## Rows
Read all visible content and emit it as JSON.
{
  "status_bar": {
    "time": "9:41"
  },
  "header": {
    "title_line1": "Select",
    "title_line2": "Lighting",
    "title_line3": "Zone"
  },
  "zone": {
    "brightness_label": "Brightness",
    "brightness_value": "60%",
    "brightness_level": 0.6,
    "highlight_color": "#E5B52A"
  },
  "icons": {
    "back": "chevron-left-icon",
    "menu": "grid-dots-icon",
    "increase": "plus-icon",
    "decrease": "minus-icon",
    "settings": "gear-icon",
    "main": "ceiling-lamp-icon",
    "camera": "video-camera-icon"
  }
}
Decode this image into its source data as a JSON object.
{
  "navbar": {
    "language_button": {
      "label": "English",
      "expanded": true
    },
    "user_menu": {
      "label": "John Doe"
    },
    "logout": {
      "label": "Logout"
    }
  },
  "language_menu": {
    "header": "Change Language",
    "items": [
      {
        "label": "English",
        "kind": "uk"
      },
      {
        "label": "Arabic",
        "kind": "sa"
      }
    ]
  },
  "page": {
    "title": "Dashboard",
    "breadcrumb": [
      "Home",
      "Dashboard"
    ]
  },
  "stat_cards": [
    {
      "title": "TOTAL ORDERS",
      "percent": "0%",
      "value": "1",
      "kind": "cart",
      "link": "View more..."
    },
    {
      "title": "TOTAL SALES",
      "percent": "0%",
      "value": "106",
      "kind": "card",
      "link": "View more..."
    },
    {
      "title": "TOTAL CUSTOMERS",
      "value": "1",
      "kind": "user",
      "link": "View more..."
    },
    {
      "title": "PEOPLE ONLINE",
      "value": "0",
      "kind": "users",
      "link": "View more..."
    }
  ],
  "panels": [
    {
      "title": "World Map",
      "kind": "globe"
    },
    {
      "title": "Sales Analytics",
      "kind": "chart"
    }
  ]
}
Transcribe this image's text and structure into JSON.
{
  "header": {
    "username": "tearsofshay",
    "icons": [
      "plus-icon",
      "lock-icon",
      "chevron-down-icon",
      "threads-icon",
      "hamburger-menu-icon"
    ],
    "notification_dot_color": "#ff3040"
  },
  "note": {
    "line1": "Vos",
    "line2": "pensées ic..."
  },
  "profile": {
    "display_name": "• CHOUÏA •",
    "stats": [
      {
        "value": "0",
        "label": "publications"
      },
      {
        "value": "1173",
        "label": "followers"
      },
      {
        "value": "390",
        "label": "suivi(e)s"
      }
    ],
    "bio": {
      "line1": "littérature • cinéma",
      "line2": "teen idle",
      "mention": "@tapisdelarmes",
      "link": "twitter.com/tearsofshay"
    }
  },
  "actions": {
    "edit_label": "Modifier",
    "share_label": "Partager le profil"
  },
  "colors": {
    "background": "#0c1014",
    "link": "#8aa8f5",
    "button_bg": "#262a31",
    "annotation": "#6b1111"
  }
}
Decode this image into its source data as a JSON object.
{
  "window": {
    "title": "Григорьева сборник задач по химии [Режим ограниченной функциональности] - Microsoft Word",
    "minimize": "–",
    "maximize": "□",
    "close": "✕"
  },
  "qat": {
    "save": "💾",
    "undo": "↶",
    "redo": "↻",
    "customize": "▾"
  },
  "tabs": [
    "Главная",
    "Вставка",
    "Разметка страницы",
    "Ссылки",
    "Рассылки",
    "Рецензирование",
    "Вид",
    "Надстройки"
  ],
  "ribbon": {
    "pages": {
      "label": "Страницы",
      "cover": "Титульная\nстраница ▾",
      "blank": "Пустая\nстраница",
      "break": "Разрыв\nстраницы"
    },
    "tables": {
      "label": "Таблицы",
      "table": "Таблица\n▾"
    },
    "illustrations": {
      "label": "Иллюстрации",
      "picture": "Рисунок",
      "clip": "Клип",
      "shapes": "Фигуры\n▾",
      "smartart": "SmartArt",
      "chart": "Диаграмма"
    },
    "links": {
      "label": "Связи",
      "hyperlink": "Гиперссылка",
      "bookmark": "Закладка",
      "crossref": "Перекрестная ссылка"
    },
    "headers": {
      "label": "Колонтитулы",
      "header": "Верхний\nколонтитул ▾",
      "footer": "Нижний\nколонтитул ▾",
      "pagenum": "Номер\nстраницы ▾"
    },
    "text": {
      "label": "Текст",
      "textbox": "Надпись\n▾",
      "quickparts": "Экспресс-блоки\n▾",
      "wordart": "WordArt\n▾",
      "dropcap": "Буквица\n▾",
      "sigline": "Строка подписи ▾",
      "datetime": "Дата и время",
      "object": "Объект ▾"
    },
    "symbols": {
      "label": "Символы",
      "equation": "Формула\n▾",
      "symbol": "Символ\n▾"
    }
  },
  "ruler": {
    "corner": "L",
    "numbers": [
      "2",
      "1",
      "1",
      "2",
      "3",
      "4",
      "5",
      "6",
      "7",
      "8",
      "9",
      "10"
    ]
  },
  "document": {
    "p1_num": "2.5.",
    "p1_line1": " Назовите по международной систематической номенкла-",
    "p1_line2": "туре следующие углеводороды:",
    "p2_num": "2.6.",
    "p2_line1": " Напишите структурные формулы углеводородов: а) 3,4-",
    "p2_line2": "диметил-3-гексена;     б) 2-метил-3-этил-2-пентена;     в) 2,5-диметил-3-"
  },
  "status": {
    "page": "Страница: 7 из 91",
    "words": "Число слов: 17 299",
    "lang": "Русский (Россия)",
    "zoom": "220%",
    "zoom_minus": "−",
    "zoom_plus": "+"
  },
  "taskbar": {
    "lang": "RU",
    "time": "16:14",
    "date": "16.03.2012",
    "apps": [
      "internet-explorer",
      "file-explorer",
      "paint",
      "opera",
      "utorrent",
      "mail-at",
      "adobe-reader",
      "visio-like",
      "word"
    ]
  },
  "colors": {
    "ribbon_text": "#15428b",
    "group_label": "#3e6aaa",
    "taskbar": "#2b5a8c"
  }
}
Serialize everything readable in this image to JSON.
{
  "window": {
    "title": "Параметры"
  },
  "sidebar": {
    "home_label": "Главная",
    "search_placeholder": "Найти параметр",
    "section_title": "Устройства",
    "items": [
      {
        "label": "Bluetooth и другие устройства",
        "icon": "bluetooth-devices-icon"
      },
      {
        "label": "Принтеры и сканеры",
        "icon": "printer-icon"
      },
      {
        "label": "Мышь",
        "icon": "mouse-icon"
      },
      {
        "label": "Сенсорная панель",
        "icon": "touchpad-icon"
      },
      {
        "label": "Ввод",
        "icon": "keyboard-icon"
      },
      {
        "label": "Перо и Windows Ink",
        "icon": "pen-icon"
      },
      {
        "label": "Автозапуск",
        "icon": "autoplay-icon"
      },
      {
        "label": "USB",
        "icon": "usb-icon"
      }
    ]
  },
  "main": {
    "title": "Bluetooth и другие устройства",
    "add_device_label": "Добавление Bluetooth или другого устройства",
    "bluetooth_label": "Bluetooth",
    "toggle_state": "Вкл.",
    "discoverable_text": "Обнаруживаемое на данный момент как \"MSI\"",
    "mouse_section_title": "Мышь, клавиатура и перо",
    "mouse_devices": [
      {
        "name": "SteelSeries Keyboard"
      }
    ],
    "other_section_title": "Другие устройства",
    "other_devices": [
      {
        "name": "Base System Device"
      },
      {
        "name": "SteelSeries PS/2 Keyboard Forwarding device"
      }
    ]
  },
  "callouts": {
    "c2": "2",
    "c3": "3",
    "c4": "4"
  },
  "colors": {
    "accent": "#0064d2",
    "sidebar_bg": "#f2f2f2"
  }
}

## Prompt
Exactly as written, please output every entry.

## Finished exercise
Read all visible content and emit it as JSON.
{
  "status_bar": {
    "time": "9:41"
  },
  "header": {
    "title_line1": "Select",
    "title_line2": "Lighting",
    "title_line3": "Zone"
  },
  "zone": {
    "brightness_label": "Brightness",
    "brightness_value": "60%",
    "brightness_level": 0.6,
    "highlight_color": "#E5B52A"
  },
  "icons": {
    "back": "chevron-left-icon",
    "menu": "grid-dots-icon",
    "increase": "plus-icon",
    "decrease": "minus-icon",
    "settings": "gear-icon",
    "main": "ceiling-lamp-icon",
    "camera": "video-camera-icon"
  }
}
Decode this image into its source data as a JSON object.
{
  "navbar": {
    "language_button": {
      "label": "English",
      "expanded": true
    },
    "user_menu": {
      "label": "John Doe"
    },
    "logout": {
      "label": "Logout"
    }
  },
  "language_menu": {
    "header": "Change Language",
    "items": [
      {
        "label": "English",
        "kind": "uk"
      },
      {
        "label": "Arabic",
        "kind": "sa"
      }
    ]
  },
  "page": {
    "title": "Dashboard",
    "breadcrumb": [
      "Home",
      "Dashboard"
    ]
  },
  "stat_cards": [
    {
      "title": "TOTAL ORDERS",
      "percent": "0%",
      "value": "1",
      "kind": "cart",
      "link": "View more..."
    },
    {
      "title": "TOTAL SALES",
      "percent": "0%",
      "value": "106",
      "kind": "card",
      "link": "View more..."
    },
    {
      "title": "TOTAL CUSTOMERS",
      "value": "1",
      "kind": "user",
      "link": "View more..."
    },
    {
      "title": "PEOPLE ONLINE",
      "value": "0",
      "kind": "users",
      "link": "View more..."
    }
  ],
  "panels": [
    {
      "title": "World Map",
      "kind": "globe"
    },
    {
      "title": "Sales Analytics",
      "kind": "chart"
    }
  ]
}
Transcribe this image's text and structure into JSON.
{
  "header": {
    "username": "tearsofshay",
    "icons": [
      "plus-icon",
      "lock-icon",
      "chevron-down-icon",
      "threads-icon",
      "hamburger-menu-icon"
    ],
    "notification_dot_color": "#ff3040"
  },
  "note": {
    "line1": "Vos",
    "line2": "pensées ic..."
  },
  "profile": {
    "display_name": "• CHOUÏA •",
    "stats": [
      {
        "value": "0",
        "label": "publications"
      },
      {
        "value": "1173",
        "label": "followers"
      },
      {
        "value": "390",
        "label": "suivi(e)s"
      }
    ],
    "bio": {
      "line1": "littérature • cinéma",
      "line2": "teen idle",
      "mention": "@tapisdelarmes",
      "link": "twitter.com/tearsofshay"
    }
  },
  "actions": {
    "edit_label": "Modifier",
    "share_label": "Partager le profil"
  },
  "colors": {
    "background": "#0c1014",
    "link": "#8aa8f5",
    "button_bg": "#262a31",
    "annotation": "#6b1111"
  }
}
Decode this image into its source data as a JSON object.
{
  "window": {
    "title": "Григорьева сборник задач по химии [Режим ограниченной функциональности] - Microsoft Word",
    "minimize": "–",
    "maximize": "□",
    "close": "✕"
  },
  "qat": {
    "save": "💾",
    "undo": "↶",
    "redo": "↻",
    "customize": "▾"
  },
  "tabs": [
    "Главная",
    "Вставка",
    "Разметка страницы",
    "Ссылки",
    "Рассылки",
    "Рецензирование",
    "Вид",
    "Надстройки"
  ],
  "ribbon": {
    "pages": {
      "label": "Страницы",
      "cover": "Титульная\nстраница ▾",
      "blank": "Пустая\nстраница",
      "break": "Разрыв\nстраницы"
    },
    "tables": {
      "label": "Таблицы",
      "table": "Таблица\n▾"
    },
    "illustrations": {
      "label": "Иллюстрации",
      "picture": "Рисунок",
      "clip": "Клип",
      "shapes": "Фигуры\n▾",
      "smartart": "SmartArt",
      "chart": "Диаграмма"
    },
    "links": {
      "label": "Связи",
      "hyperlink": "Гиперссылка",
      "bookmark": "Закладка",
      "crossref": "Перекрестная ссылка"
    },
    "headers": {
      "label": "Колонтитулы",
      "header": "Верхний\nколонтитул ▾",
      "footer": "Нижний\nколонтитул ▾",
      "pagenum": "Номер\nстраницы ▾"
    },
    "text": {
      "label": "Текст",
      "textbox": "Надпись\n▾",
      "quickparts": "Экспресс-блоки\n▾",
      "wordart": "WordArt\n▾",
      "dropcap": "Буквица\n▾",
      "sigline": "Строка подписи ▾",
      "datetime": "Дата и время",
      "object": "Объект ▾"
    },
    "symbols": {
      "label": "Символы",
      "equation": "Формула\n▾",
      "symbol": "Символ\n▾"
    }
  },
  "ruler": {
    "corner": "L",
    "numbers": [
      "2",
      "1",
      "1",
      "2",
      "3",
      "4",
      "5",
      "6",
      "7",
      "8",
      "9",
      "10"
    ]
  },
  "document": {
    "p1_num": "2.5.",
    "p1_line1": " Назовите по международной систематической номенкла-",
    "p1_line2": "туре следующие углеводороды:",
    "p2_num": "2.6.",
    "p2_line1": " Напишите структурные формулы углеводородов: а) 3,4-",
    "p2_line2": "диметил-3-гексена;     б) 2-метил-3-этил-2-пентена;     в) 2,5-диметил-3-"
  },
  "status": {
    "page": "Страница: 7 из 91",
    "words": "Число слов: 17 299",
    "lang": "Русский (Россия)",
    "zoom": "220%",
    "zoom_minus": "−",
    "zoom_plus": "+"
  },
  "taskbar": {
    "lang": "RU",
    "time": "16:14",
    "date": "16.03.2012",
    "apps": [
      "internet-explorer",
      "file-explorer",
      "paint",
      "opera",
      "utorrent",
      "mail-at",
      "adobe-reader",
      "visio-like",
      "word"
    ]
  },
  "colors": {
    "ribbon_text": "#15428b",
    "group_label": "#3e6aaa",
    "taskbar": "#2b5a8c"
  }
}
Serialize everything readable in this image to JSON.
{
  "window": {
    "title": "Параметры"
  },
  "sidebar": {
    "home_label": "Главная",
    "search_placeholder": "Найти параметр",
    "section_title": "Устройства",
    "items": [
      {
        "label": "Bluetooth и другие устройства",
        "icon": "bluetooth-devices-icon"
      },
      {
        "label": "Принтеры и сканеры",
        "icon": "printer-icon"
      },
      {
        "label": "Мышь",
        "icon": "mouse-icon"
      },
      {
        "label": "Сенсорная панель",
        "icon": "touchpad-icon"
      },
      {
        "label": "Ввод",
        "icon": "keyboard-icon"
      },
      {
        "label": "Перо и Windows Ink",
        "icon": "pen-icon"
      },
      {
        "label": "Автозапуск",
        "icon": "autoplay-icon"
      },
      {
        "label": "USB",
        "icon": "usb-icon"
      }
    ]
  },
  "main": {
    "title": "Bluetooth и другие устройства",
    "add_device_label": "Добавление Bluetooth или другого устройства",
    "bluetooth_label": "Bluetooth",
    "toggle_state": "Вкл.",
    "discoverable_text": "Обнаруживаемое на данный момент как \"MSI\"",
    "mouse_section_title": "Мышь, клавиатура и перо",
    "mouse_devices": [
      {
        "name": "SteelSeries Keyboard"
      }
    ],
    "other_section_title": "Другие устройства",
    "other_devices": [
      {
        "name": "Base System Device"
      },
      {
        "name": "SteelSeries PS/2 Keyboard Forwarding device"
      }
    ]
  },
  "callouts": {
    "c2": "2",
    "c3": "3",
    "c4": "4"
  },
  "colors": {
    "accent": "#0064d2",
    "sidebar_bg": "#f2f2f2"
  }
}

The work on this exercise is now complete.